Problem to work on: Transcribe the listing below word for word.

Data for this task:
--------------------------------
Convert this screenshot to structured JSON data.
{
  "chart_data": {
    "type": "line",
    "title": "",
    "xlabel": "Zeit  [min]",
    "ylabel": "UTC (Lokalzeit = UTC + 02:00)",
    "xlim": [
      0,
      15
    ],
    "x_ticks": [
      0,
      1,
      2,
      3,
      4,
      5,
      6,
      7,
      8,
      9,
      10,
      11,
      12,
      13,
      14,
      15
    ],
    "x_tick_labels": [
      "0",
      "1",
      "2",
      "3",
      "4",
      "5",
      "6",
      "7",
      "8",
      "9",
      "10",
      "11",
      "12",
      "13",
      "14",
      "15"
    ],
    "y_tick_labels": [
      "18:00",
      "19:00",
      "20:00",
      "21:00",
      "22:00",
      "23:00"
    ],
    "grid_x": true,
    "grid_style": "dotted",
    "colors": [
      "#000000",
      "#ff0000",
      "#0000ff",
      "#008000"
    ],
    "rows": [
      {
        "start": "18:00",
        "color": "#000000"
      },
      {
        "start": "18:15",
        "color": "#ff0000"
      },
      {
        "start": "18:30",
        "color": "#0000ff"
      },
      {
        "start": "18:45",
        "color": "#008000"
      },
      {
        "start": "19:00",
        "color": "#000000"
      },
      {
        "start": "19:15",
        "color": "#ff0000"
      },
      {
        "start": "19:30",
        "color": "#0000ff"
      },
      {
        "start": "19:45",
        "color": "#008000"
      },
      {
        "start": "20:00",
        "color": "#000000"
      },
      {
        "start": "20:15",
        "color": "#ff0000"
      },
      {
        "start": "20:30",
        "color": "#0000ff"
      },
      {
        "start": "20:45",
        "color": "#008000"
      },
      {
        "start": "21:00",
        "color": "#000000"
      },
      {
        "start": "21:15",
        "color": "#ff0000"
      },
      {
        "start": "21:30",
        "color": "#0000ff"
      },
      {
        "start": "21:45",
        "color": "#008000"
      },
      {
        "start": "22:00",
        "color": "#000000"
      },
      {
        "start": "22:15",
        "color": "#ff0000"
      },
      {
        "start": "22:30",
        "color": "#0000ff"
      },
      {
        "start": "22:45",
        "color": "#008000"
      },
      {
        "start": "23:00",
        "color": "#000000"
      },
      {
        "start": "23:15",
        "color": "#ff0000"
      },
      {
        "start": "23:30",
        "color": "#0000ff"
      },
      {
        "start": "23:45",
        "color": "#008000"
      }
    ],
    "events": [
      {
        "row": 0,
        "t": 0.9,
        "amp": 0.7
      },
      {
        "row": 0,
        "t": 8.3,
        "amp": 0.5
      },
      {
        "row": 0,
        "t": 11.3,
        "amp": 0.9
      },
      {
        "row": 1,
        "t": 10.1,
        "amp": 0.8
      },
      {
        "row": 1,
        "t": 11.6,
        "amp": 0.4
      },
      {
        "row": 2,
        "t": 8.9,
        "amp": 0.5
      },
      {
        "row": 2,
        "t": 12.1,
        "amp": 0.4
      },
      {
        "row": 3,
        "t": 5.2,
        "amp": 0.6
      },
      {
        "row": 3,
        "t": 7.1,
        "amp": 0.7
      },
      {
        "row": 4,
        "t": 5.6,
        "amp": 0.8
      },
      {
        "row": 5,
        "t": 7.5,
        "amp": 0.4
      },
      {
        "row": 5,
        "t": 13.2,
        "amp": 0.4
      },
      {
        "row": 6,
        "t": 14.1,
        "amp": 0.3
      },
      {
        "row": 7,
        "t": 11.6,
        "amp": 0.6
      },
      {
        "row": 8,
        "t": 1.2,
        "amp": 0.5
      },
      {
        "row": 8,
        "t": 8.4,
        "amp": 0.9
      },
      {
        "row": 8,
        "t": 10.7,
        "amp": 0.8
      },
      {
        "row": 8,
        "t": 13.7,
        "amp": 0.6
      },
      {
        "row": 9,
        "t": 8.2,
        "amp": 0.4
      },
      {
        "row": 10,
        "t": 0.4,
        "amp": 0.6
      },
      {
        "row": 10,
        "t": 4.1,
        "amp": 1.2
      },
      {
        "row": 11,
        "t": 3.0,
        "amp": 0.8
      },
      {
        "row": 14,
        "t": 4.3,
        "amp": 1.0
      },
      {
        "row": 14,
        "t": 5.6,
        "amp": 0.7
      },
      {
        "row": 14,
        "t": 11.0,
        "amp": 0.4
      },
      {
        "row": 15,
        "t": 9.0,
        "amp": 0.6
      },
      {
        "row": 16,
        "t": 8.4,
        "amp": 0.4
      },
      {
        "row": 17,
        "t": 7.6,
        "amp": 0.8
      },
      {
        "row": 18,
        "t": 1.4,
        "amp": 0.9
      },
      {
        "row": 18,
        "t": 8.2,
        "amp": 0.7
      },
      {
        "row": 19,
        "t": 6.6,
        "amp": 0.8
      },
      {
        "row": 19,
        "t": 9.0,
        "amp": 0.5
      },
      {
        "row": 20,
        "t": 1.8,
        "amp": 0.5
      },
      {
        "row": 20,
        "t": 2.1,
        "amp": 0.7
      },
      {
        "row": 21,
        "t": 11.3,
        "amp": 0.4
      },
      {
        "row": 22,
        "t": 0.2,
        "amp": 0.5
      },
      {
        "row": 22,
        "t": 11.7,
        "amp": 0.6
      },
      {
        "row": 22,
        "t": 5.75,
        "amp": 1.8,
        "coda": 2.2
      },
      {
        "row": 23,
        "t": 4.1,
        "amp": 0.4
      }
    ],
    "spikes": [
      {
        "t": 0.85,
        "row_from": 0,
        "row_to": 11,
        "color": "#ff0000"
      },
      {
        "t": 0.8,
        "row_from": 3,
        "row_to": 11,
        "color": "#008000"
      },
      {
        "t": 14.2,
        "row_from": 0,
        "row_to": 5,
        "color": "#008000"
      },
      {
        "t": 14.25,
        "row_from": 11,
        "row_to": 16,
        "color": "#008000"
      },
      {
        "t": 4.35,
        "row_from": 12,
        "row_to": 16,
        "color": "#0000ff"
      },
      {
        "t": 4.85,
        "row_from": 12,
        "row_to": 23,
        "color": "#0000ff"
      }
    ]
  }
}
--------------------------------
Output of the task:
Convert this screenshot to structured JSON data.
{
  "chart_data": {
    "type": "line",
    "title": "",
    "xlabel": "Zeit  [min]",
    "ylabel": "UTC (Lokalzeit = UTC + 02:00)",
    "xlim": [
      0,
      15
    ],
    "x_ticks": [
      0,
      1,
      2,
      3,
      4,
      5,
      6,
      7,
      8,
      9,
      10,
      11,
      12,
      13,
      14,
      15
    ],
    "x_tick_labels": [
      "0",
      "1",
      "2",
      "3",
      "4",
      "5",
      "6",
      "7",
      "8",
      "9",
      "10",
      "11",
      "12",
      "13",
      "14",
      "15"
    ],
    "y_tick_labels": [
      "18:00",
      "19:00",
      "20:00",
      "21:00",
      "22:00",
      "23:00"
    ],
    "grid_x": true,
    "grid_style": "dotted",
    "colors": [
      "#000000",
      "#ff0000",
      "#0000ff",
      "#008000"
    ],
    "rows": [
      {
        "start": "18:00",
        "color": "#000000"
      },
      {
        "start": "18:15",
        "color": "#ff0000"
      },
      {
        "start": "18:30",
        "color": "#0000ff"
      },
      {
        "start": "18:45",
        "color": "#008000"
      },
      {
        "start": "19:00",
        "color": "#000000"
      },
      {
        "start": "19:15",
        "color": "#ff0000"
      },
      {
        "start": "19:30",
        "color": "#0000ff"
      },
      {
        "start": "19:45",
        "color": "#008000"
      },
      {
        "start": "20:00",
        "color": "#000000"
      },
      {
        "start": "20:15",
        "color": "#ff0000"
      },
      {
        "start": "20:30",
        "color": "#0000ff"
      },
      {
        "start": "20:45",
        "color": "#008000"
      },
      {
        "start": "21:00",
        "color": "#000000"
      },
      {
        "start": "21:15",
        "color": "#ff0000"
      },
      {
        "start": "21:30",
        "color": "#0000ff"
      },
      {
        "start": "21:45",
        "color": "#008000"
      },
      {
        "start": "22:00",
        "color": "#000000"
      },
      {
        "start": "22:15",
        "color": "#ff0000"
      },
      {
        "start": "22:30",
        "color": "#0000ff"
      },
      {
        "start": "22:45",
        "color": "#008000"
      },
      {
        "start": "23:00",
        "color": "#000000"
      },
      {
        "start": "23:15",
        "color": "#ff0000"
      },
      {
        "start": "23:30",
        "color": "#0000ff"
      },
      {
        "start": "23:45",
        "color": "#008000"
      }
    ],
    "events": [
      {
        "row": 0,
        "t": 0.9,
        "amp": 0.7
      },
      {
        "row": 0,
        "t": 8.3,
        "amp": 0.5
      },
      {
        "row": 0,
        "t": 11.3,
        "amp": 0.9
      },
      {
        "row": 1,
        "t": 10.1,
        "amp": 0.8
      },
      {
        "row": 1,
        "t": 11.6,
        "amp": 0.4
      },
      {
        "row": 2,
        "t": 8.9,
        "amp": 0.5
      },
      {
        "row": 2,
        "t": 12.1,
        "amp": 0.4
      },
      {
        "row": 3,
        "t": 5.2,
        "amp": 0.6
      },
      {
        "row": 3,
        "t": 7.1,
        "amp": 0.7
      },
      {
        "row": 4,
        "t": 5.6,
        "amp": 0.8
      },
      {
        "row": 5,
        "t": 7.5,
        "amp": 0.4
      },
      {
        "row": 5,
        "t": 13.2,
        "amp": 0.4
      },
      {
        "row": 6,
        "t": 14.1,
        "amp": 0.3
      },
      {
        "row": 7,
        "t": 11.6,
        "amp": 0.6
      },
      {
        "row": 8,
        "t": 1.2,
        "amp": 0.5
      },
      {
        "row": 8,
        "t": 8.4,
        "amp": 0.9
      },
      {
        "row": 8,
        "t": 10.7,
        "amp": 0.8
      },
      {
        "row": 8,
        "t": 13.7,
        "amp": 0.6
      },
      {
        "row": 9,
        "t": 8.2,
        "amp": 0.4
      },
      {
        "row": 10,
        "t": 0.4,
        "amp": 0.6
      },
      {
        "row": 10,
        "t": 4.1,
        "amp": 1.2
      },
      {
        "row": 11,
        "t": 3.0,
        "amp": 0.8
      },
      {
        "row": 14,
        "t": 4.3,
        "amp": 1.0
      },
      {
        "row": 14,
        "t": 5.6,
        "amp": 0.7
      },
      {
        "row": 14,
        "t": 11.0,
        "amp": 0.4
      },
      {
        "row": 15,
        "t": 9.0,
        "amp": 0.6
      },
      {
        "row": 16,
        "t": 8.4,
        "amp": 0.4
      },
      {
        "row": 17,
        "t": 7.6,
        "amp": 0.8
      },
      {
        "row": 18,
        "t": 1.4,
        "amp": 0.9
      },
      {
        "row": 18,
        "t": 8.2,
        "amp": 0.7
      },
      {
        "row": 19,
        "t": 6.6,
        "amp": 0.8
      },
      {
        "row": 19,
        "t": 9.0,
        "amp": 0.5
      },
      {
        "row": 20,
        "t": 1.8,
        "amp": 0.5
      },
      {
        "row": 20,
        "t": 2.1,
        "amp": 0.7
      },
      {
        "row": 21,
        "t": 11.3,
        "amp": 0.4
      },
      {
        "row": 22,
        "t": 0.2,
        "amp": 0.5
      },
      {
        "row": 22,
        "t": 11.7,
        "amp": 0.6
      },
      {
        "row": 22,
        "t": 5.75,
        "amp": 1.8,
        "coda": 2.2
      },
      {
        "row": 23,
        "t": 4.1,
        "amp": 0.4
      }
    ],
    "spikes": [
      {
        "t": 0.85,
        "row_from": 0,
        "row_to": 11,
        "color": "#ff0000"
      },
      {
        "t": 0.8,
        "row_from": 3,
        "row_to": 11,
        "color": "#008000"
      },
      {
        "t": 14.2,
        "row_from": 0,
        "row_to": 5,
        "color": "#008000"
      },
      {
        "t": 14.25,
        "row_from": 11,
        "row_to": 16,
        "color": "#008000"
      },
      {
        "t": 4.35,
        "row_from": 12,
        "row_to": 16,
        "color": "#0000ff"
      },
      {
        "t": 4.85,
        "row_from": 12,
        "row_to": 23,
        "color": "#0000ff"
      }
    ]
  }
}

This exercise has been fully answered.